_Description of the task_: Find how many lines contain "Grimmett" and state only that number.
______________________________
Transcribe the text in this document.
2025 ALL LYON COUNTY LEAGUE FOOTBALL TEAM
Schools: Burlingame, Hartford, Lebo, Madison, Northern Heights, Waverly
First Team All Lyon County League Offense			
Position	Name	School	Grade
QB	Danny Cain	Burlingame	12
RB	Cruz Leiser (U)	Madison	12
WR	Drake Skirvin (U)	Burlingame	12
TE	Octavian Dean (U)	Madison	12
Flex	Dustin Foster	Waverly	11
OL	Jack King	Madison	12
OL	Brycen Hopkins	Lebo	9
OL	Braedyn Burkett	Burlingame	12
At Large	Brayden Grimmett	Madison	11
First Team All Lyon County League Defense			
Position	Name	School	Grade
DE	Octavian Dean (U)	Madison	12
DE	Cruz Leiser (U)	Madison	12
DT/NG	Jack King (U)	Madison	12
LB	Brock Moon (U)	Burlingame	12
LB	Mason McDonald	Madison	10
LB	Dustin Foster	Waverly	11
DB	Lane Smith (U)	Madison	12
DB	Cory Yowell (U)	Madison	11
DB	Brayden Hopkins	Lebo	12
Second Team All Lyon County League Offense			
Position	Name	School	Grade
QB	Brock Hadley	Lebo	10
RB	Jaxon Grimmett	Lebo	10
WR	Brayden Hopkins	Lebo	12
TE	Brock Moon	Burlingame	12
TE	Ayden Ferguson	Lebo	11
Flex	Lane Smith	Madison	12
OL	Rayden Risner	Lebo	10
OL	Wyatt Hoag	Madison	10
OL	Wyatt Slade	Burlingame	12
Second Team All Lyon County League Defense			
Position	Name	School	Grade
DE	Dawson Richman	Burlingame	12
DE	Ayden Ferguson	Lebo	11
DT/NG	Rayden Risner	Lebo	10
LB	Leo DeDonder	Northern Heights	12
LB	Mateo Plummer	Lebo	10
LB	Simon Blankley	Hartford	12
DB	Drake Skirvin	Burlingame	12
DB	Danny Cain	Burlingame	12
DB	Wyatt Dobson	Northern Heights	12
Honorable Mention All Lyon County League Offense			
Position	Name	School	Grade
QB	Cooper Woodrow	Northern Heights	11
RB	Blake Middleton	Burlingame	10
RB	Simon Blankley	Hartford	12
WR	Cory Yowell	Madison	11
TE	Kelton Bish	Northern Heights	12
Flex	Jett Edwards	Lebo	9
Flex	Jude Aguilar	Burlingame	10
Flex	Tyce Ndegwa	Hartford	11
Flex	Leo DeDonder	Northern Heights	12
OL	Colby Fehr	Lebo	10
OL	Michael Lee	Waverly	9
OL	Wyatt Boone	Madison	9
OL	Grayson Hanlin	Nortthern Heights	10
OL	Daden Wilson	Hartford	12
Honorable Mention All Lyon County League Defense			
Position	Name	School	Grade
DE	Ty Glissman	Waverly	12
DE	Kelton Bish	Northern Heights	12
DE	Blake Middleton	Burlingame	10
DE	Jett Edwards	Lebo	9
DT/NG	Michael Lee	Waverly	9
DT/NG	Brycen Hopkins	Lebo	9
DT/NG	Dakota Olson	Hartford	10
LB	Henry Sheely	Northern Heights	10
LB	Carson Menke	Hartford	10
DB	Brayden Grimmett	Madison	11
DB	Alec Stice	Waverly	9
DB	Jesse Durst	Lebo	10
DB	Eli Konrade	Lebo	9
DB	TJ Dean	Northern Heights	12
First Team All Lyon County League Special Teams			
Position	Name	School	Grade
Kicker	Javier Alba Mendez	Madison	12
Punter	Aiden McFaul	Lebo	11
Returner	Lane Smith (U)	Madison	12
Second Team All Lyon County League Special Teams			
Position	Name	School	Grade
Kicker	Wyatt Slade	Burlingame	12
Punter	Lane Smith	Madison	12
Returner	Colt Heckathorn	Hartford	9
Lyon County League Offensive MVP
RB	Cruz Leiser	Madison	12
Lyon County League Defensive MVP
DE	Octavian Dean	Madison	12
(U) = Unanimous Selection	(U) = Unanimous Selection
______________________________
_Answer to the problem_: 3